_The request_
Restate every entry word for word.

_Material supplied_
------------------------------------------------------------------------

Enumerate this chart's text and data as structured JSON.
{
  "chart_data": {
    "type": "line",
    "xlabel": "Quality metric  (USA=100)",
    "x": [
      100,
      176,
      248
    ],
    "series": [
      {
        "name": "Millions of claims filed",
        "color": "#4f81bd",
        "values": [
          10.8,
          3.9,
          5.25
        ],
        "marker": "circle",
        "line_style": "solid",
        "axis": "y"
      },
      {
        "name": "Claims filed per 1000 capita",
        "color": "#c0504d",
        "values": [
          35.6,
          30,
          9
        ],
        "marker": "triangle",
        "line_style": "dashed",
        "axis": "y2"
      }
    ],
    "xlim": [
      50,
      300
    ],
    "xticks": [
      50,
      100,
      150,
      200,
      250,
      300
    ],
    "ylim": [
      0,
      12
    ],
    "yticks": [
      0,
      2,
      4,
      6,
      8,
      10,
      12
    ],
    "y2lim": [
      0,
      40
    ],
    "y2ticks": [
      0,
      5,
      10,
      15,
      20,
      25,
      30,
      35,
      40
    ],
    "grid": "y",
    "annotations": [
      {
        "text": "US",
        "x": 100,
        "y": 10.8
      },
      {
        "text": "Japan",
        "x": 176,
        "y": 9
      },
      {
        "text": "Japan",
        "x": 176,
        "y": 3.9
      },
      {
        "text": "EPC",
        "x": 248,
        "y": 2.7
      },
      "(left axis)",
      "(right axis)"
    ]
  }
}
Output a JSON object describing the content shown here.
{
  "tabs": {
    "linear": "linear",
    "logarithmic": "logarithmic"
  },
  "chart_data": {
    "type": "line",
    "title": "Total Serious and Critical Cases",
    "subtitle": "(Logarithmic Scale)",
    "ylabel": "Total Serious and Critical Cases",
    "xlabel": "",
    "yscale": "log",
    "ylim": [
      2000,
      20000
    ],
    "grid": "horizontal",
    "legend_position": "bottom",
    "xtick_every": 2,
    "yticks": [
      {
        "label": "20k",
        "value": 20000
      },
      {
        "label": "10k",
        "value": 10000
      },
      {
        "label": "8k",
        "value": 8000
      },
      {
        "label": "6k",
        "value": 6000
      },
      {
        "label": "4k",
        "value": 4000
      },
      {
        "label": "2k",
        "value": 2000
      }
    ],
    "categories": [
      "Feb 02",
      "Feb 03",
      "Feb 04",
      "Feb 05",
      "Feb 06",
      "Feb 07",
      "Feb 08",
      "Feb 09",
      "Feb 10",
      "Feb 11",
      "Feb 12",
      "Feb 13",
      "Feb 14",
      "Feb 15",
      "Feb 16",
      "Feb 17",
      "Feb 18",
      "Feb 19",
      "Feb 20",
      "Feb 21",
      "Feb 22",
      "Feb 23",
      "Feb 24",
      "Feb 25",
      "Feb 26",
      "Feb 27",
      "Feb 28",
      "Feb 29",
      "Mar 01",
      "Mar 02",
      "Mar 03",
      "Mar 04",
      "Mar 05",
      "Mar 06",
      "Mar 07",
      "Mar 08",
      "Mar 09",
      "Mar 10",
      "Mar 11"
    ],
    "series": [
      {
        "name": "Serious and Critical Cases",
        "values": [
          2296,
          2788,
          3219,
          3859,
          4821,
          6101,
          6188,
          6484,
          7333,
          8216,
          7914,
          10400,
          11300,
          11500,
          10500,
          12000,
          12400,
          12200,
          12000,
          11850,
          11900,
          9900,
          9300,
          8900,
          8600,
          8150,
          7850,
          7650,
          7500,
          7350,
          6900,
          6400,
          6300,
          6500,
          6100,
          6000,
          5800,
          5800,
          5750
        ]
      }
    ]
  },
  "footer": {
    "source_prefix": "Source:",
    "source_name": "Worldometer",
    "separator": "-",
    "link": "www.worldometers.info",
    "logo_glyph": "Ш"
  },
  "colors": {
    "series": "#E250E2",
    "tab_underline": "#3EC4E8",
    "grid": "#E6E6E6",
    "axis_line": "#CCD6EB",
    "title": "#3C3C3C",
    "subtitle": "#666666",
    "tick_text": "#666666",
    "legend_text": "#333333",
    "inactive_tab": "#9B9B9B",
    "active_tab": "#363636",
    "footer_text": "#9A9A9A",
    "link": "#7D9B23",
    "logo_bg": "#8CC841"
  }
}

------------------------------------------------------------------------

_Result of this exercise_
Enumerate this chart's text and data as structured JSON.
{
  "chart_data": {
    "type": "line",
    "xlabel": "Quality metric  (USA=100)",
    "x": [
      100,
      176,
      248
    ],
    "series": [
      {
        "name": "Millions of claims filed",
        "color": "#4f81bd",
        "values": [
          10.8,
          3.9,
          5.25
        ],
        "marker": "circle",
        "line_style": "solid",
        "axis": "y"
      },
      {
        "name": "Claims filed per 1000 capita",
        "color": "#c0504d",
        "values": [
          35.6,
          30,
          9
        ],
        "marker": "triangle",
        "line_style": "dashed",
        "axis": "y2"
      }
    ],
    "xlim": [
      50,
      300
    ],
    "xticks": [
      50,
      100,
      150,
      200,
      250,
      300
    ],
    "ylim": [
      0,
      12
    ],
    "yticks": [
      0,
      2,
      4,
      6,
      8,
      10,
      12
    ],
    "y2lim": [
      0,
      40
    ],
    "y2ticks": [
      0,
      5,
      10,
      15,
      20,
      25,
      30,
      35,
      40
    ],
    "grid": "y",
    "annotations": [
      {
        "text": "US",
        "x": 100,
        "y": 10.8
      },
      {
        "text": "Japan",
        "x": 176,
        "y": 9
      },
      {
        "text": "Japan",
        "x": 176,
        "y": 3.9
      },
      {
        "text": "EPC",
        "x": 248,
        "y": 2.7
      },
      "(left axis)",
      "(right axis)"
    ]
  }
}
Output a JSON object describing the content shown here.
{
  "tabs": {
    "linear": "linear",
    "logarithmic": "logarithmic"
  },
  "chart_data": {
    "type": "line",
    "title": "Total Serious and Critical Cases",
    "subtitle": "(Logarithmic Scale)",
    "ylabel": "Total Serious and Critical Cases",
    "xlabel": "",
    "yscale": "log",
    "ylim": [
      2000,
      20000
    ],
    "grid": "horizontal",
    "legend_position": "bottom",
    "xtick_every": 2,
    "yticks": [
      {
        "label": "20k",
        "value": 20000
      },
      {
        "label": "10k",
        "value": 10000
      },
      {
        "label": "8k",
        "value": 8000
      },
      {
        "label": "6k",
        "value": 6000
      },
      {
        "label": "4k",
        "value": 4000
      },
      {
        "label": "2k",
        "value": 2000
      }
    ],
    "categories": [
      "Feb 02",
      "Feb 03",
      "Feb 04",
      "Feb 05",
      "Feb 06",
      "Feb 07",
      "Feb 08",
      "Feb 09",
      "Feb 10",
      "Feb 11",
      "Feb 12",
      "Feb 13",
      "Feb 14",
      "Feb 15",
      "Feb 16",
      "Feb 17",
      "Feb 18",
      "Feb 19",
      "Feb 20",
      "Feb 21",
      "Feb 22",
      "Feb 23",
      "Feb 24",
      "Feb 25",
      "Feb 26",
      "Feb 27",
      "Feb 28",
      "Feb 29",
      "Mar 01",
      "Mar 02",
      "Mar 03",
      "Mar 04",
      "Mar 05",
      "Mar 06",
      "Mar 07",
      "Mar 08",
      "Mar 09",
      "Mar 10",
      "Mar 11"
    ],
    "series": [
      {
        "name": "Serious and Critical Cases",
        "values": [
          2296,
          2788,
          3219,
          3859,
          4821,
          6101,
          6188,
          6484,
          7333,
          8216,
          7914,
          10400,
          11300,
          11500,
          10500,
          12000,
          12400,
          12200,
          12000,
          11850,
          11900,
          9900,
          9300,
          8900,
          8600,
          8150,
          7850,
          7650,
          7500,
          7350,
          6900,
          6400,
          6300,
          6500,
          6100,
          6000,
          5800,
          5800,
          5750
        ]
      }
    ]
  },
  "footer": {
    "source_prefix": "Source:",
    "source_name": "Worldometer",
    "separator": "-",
    "link": "www.worldometers.info",
    "logo_glyph": "Ш"
  },
  "colors": {
    "series": "#E250E2",
    "tab_underline": "#3EC4E8",
    "grid": "#E6E6E6",
    "axis_line": "#CCD6EB",
    "title": "#3C3C3C",
    "subtitle": "#666666",
    "tick_text": "#666666",
    "legend_text": "#333333",
    "inactive_tab": "#9B9B9B",
    "active_tab": "#363636",
    "footer_text": "#9A9A9A",
    "link": "#7D9B23",
    "logo_bg": "#8CC841"
  }
}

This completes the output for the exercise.